The on stage call was announced and the dancers were ready! Interestingly enough, the New York Times review came out online an hour before the show was to start. Usually Troy, and the rest of us, would not jump to read something that reviewed the same ballets we were soon to dance, but Troy received word from his press advisor that he must read it. So the article filtered through the theater, and caused a rush of excitement and joy to all at BalletCollective. That night's performance had an extremely different feeling. The atmosphere on stage and in the orchestra pit was fresh, relaxed, joyful, and an excited ball of energy, feeling lucky to again perform something so special to all of us.

We finished the performance with hugs and kisses, all looking forward to BalletCollective's next and future endeavors!

Wednesday, November 5, 2014

Arriving at NYU Skirball Center

Photo by Matthew Murphy
BalletCollective had an amazing run at the Skirball center! Thank you to all who attended our performances and supported our many artists. For those who missed it...

--------

-- Work to complete --
1. Reproduce the BalletCollective blog post word for word from "Photo by Matthew" to "who missed it...".
2. In the BalletCollective blog post, who told Troy that he must read the New York Times review?
3. Continue the BalletCollective blog post from its last sentence.
The data is separate material with no connection to the blog post.

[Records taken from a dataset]
--------

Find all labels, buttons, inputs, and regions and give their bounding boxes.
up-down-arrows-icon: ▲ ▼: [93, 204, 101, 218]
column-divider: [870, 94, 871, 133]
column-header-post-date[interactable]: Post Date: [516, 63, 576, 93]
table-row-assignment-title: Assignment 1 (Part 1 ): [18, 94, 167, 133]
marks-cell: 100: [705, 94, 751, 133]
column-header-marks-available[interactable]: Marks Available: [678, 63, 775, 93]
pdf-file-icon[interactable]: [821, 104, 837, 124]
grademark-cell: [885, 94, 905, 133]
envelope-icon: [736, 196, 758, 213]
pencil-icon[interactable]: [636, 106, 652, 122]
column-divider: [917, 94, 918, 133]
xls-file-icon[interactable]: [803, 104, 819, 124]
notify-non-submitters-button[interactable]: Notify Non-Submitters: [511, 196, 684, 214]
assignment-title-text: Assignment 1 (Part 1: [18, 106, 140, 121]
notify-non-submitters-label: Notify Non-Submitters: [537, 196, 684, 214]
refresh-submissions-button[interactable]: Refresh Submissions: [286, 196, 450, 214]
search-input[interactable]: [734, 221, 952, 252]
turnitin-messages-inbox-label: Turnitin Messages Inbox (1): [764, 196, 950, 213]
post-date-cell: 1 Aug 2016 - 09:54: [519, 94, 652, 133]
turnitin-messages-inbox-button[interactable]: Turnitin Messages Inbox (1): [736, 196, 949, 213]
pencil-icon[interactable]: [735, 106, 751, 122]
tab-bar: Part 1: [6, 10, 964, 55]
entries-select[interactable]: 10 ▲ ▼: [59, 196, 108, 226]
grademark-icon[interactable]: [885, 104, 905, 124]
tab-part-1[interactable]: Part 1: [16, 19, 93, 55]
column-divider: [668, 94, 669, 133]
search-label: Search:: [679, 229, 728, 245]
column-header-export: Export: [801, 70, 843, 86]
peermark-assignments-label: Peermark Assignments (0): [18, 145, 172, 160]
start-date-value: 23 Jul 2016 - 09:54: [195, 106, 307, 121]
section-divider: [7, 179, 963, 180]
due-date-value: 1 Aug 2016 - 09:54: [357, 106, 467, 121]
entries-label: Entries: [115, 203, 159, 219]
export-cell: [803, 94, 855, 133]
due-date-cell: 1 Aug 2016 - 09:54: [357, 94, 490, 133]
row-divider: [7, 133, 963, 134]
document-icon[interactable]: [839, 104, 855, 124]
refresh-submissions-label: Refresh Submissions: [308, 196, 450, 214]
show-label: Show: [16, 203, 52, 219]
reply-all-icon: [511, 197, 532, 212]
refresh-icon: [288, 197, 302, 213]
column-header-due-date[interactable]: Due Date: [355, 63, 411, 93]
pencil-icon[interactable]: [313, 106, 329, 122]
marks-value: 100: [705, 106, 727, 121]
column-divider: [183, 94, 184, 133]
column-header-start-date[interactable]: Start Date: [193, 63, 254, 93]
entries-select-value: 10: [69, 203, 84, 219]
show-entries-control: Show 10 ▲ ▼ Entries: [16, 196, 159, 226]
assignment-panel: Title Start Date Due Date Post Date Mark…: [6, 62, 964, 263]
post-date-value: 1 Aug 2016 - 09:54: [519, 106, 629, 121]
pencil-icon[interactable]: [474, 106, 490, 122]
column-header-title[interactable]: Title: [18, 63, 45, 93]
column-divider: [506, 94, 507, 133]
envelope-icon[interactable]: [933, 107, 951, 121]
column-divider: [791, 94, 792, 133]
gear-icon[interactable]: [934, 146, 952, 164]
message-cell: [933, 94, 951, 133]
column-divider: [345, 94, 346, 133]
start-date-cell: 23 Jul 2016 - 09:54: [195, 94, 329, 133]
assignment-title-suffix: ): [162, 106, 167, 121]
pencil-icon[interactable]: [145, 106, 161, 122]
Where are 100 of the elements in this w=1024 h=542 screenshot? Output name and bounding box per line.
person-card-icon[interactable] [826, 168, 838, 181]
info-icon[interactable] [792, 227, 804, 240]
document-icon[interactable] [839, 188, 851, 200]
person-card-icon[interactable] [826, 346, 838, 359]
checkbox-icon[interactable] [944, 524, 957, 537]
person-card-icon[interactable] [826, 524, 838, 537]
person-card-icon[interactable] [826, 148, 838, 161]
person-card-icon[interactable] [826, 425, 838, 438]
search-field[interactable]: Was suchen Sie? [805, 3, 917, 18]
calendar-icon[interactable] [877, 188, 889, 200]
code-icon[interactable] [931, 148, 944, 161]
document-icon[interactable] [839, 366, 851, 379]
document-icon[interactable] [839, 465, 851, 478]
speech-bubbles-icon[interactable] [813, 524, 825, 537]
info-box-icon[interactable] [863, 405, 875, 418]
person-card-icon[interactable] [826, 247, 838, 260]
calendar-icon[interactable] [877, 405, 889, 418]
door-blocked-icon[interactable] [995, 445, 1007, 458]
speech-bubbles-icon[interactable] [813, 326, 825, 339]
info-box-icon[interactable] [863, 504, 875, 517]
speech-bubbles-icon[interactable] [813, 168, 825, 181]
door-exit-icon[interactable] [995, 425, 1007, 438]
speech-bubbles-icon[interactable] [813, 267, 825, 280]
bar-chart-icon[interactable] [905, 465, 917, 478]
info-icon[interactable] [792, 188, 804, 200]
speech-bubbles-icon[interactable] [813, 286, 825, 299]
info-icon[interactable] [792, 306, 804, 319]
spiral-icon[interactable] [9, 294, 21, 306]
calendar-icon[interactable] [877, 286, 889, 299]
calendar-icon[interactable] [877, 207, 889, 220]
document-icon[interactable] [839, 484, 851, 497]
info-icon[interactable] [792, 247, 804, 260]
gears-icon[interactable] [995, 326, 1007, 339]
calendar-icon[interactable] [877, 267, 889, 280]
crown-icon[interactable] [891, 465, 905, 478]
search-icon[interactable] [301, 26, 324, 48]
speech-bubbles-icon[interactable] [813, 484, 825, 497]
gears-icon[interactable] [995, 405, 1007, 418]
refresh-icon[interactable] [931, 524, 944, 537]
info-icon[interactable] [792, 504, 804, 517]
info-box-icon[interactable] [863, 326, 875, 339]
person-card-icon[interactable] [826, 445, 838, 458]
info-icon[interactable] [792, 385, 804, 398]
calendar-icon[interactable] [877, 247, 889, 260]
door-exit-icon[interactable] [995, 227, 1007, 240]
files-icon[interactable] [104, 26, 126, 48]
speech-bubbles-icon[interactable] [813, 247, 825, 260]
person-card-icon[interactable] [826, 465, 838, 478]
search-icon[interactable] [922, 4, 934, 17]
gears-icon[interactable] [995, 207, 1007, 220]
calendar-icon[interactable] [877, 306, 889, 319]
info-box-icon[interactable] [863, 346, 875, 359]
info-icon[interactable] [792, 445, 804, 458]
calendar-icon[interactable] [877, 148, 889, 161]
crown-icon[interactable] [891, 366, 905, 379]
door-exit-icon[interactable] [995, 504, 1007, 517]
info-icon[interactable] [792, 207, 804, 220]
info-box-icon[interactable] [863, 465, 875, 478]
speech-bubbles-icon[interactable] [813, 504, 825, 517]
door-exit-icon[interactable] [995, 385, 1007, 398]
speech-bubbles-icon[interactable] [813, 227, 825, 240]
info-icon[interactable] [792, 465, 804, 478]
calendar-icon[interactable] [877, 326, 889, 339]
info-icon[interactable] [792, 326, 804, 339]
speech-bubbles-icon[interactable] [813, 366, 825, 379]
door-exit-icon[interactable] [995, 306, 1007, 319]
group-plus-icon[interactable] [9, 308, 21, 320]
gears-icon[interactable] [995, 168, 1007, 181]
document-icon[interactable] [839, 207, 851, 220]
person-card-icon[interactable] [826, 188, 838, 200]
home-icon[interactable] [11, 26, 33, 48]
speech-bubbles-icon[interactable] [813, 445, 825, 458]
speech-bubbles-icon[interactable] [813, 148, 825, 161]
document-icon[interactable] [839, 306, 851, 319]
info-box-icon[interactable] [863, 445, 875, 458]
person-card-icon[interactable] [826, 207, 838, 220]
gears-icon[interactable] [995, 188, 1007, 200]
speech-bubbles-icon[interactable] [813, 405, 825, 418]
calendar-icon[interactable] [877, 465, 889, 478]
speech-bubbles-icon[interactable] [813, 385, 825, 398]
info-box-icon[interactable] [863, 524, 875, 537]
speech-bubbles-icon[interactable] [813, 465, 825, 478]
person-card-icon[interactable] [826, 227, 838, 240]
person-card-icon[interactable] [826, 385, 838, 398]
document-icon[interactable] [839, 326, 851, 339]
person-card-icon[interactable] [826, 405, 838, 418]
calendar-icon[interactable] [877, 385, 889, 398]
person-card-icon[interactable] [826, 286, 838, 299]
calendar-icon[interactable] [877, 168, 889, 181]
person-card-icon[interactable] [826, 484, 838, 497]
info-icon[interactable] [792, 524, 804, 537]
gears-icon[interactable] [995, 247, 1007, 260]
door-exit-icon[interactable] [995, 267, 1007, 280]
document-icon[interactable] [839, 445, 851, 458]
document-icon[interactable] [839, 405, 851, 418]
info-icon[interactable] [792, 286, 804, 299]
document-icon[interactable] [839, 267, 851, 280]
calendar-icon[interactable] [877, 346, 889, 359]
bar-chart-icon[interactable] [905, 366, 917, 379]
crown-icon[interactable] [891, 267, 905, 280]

--------

-- Task results --
1.
Photo by Matthew Murphy
BalletCollective had an amazing run at the Skirball center! Thank you to all who attended our performances and supported our many artists. For those who missed it...

2. His press advisor.

3.
Wednesday was a jam-packed day! Brandon Baker, BalletCollective's lighting designer, arrived at the theater at 5am to begin "set up" and lighting for the different ballets. After taking class at Steps, Troy arrived at noon to assist with lighting, and oversee any other theater doings. The dancers trickled in around 1pm to put on our stage make up ... because press photographers were going to be shooting our dress rehearsal. Soon after the musicians arrived and did their sound check, we were ready!

Both premieres: Dear and Blackbirds and All that We See, had complete dress rehearsals, meaning performance makeup and hair for both male and female dancers, and a full out run of the ballets with live music and lighting. However, each ballet began with a spacing rehearsal with the musicians playing through the piece, as the dancers took it easy (marked through the steps without going full out with energy and feeling). Then once the music levels sounded balanced and the dancers had a sense of the space, we danced each ballet full out. For The Impulse Wants Company, since it was not a new piece, we rehearsed in practice clothes and took it under top speed - to make sure we saved some energy on reserve for the evening's performance, which was a very quick turn around!

Photo by Matthew Murphy
It's a hard day, entering a theater for the first time, having dress rehearsal and then the first performance all in a few hours. Getting ourselves organized and comfortable on the stage has to happen in about 60 seconds! Thankfully the Skirball Center is a wonderful theater. The stage was a great size, much bigger than I had imagined. It is rather wide compared to most theaters. There are two large columns that flank each side - though the stage extends about five feet farther on each side into the "wings". Yet, there were no actual wings. And the floor was not slippery nor too hard.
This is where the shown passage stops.